● Do this: Gather every line of the entries that includes the word "közötti".

● Data extract:
((
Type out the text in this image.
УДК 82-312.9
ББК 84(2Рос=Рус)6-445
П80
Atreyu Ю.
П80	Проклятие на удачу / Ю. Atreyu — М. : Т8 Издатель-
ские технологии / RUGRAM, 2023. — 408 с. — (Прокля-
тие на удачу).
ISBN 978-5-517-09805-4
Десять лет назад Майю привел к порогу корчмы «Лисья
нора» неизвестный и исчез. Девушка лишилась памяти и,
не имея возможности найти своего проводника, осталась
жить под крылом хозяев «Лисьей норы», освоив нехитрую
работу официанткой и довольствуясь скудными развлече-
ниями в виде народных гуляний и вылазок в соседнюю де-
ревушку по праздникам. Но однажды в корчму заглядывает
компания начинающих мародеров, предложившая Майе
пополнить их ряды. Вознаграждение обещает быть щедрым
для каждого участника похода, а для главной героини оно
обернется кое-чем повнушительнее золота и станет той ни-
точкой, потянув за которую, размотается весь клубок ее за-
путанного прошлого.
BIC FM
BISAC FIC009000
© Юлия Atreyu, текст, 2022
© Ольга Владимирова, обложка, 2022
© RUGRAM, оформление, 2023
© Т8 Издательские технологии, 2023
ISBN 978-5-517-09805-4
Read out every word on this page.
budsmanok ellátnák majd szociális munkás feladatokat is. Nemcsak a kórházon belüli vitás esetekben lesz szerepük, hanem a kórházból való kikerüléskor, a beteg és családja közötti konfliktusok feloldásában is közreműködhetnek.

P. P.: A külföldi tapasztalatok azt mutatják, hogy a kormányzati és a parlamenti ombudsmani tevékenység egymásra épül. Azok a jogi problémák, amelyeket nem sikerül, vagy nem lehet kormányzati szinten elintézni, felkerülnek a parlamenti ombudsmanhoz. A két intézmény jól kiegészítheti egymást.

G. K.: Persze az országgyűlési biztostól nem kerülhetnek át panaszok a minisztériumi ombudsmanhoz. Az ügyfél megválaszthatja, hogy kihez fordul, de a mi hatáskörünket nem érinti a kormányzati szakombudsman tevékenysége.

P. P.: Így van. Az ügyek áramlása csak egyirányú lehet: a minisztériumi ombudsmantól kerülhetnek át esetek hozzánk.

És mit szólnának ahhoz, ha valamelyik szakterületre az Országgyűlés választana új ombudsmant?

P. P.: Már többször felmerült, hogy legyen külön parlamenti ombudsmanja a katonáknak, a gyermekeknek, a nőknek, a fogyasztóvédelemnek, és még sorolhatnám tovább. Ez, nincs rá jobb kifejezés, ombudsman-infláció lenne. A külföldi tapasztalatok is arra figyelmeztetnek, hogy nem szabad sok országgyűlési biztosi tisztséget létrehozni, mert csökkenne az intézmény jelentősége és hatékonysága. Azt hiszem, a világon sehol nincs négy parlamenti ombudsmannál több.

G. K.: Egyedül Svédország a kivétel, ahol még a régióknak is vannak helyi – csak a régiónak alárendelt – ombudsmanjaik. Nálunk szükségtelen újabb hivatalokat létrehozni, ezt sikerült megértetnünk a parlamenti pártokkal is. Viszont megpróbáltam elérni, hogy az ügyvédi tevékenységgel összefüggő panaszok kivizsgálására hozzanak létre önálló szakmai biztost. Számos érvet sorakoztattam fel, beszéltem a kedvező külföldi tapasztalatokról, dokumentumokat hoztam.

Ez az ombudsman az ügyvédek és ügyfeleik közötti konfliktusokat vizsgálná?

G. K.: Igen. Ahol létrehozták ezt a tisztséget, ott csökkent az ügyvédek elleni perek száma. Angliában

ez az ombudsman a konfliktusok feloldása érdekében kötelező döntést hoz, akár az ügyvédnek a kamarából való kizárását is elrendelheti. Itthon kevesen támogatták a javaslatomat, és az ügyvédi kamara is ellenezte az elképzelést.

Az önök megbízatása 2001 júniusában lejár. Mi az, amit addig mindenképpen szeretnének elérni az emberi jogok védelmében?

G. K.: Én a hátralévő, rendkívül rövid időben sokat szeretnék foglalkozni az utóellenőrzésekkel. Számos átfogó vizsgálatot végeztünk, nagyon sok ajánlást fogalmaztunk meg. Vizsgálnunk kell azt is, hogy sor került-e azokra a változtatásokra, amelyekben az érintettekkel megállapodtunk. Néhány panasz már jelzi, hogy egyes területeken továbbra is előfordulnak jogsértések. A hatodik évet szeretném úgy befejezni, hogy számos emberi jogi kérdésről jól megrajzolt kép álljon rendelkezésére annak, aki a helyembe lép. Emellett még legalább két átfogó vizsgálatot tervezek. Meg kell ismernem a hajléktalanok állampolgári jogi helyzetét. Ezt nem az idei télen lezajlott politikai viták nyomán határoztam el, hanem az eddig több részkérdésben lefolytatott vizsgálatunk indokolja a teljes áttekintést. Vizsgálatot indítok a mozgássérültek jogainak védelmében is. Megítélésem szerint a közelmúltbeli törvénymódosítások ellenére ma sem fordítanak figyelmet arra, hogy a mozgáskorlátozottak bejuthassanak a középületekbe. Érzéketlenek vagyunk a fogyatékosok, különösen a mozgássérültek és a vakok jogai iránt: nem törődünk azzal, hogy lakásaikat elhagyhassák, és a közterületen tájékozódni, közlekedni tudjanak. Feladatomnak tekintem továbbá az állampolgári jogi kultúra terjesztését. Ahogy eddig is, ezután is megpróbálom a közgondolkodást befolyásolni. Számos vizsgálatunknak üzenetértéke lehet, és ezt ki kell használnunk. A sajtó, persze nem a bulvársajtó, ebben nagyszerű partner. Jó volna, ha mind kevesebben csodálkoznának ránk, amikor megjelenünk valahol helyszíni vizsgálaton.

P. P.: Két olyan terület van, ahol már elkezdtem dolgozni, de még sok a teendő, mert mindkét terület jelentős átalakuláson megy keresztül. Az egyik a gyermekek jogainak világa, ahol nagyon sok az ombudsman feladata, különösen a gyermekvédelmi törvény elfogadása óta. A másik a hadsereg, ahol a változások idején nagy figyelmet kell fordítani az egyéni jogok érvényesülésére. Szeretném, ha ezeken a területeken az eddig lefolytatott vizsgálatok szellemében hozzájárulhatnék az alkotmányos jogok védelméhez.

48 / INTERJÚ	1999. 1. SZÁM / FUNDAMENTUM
))
● Solution to this problem:
budsmanok ellátnák majd szociális munkás feladatokat is. Nemcsak a kórházon belüli vitás esetekben lesz szerepük, hanem a kórházból való kikerüléskor, a beteg és családja közötti konfliktusok feloldásában is közreműködhetnek.
Ez az ombudsman az ügyvédek és ügyfeleik közötti konfliktusokat vizsgálná?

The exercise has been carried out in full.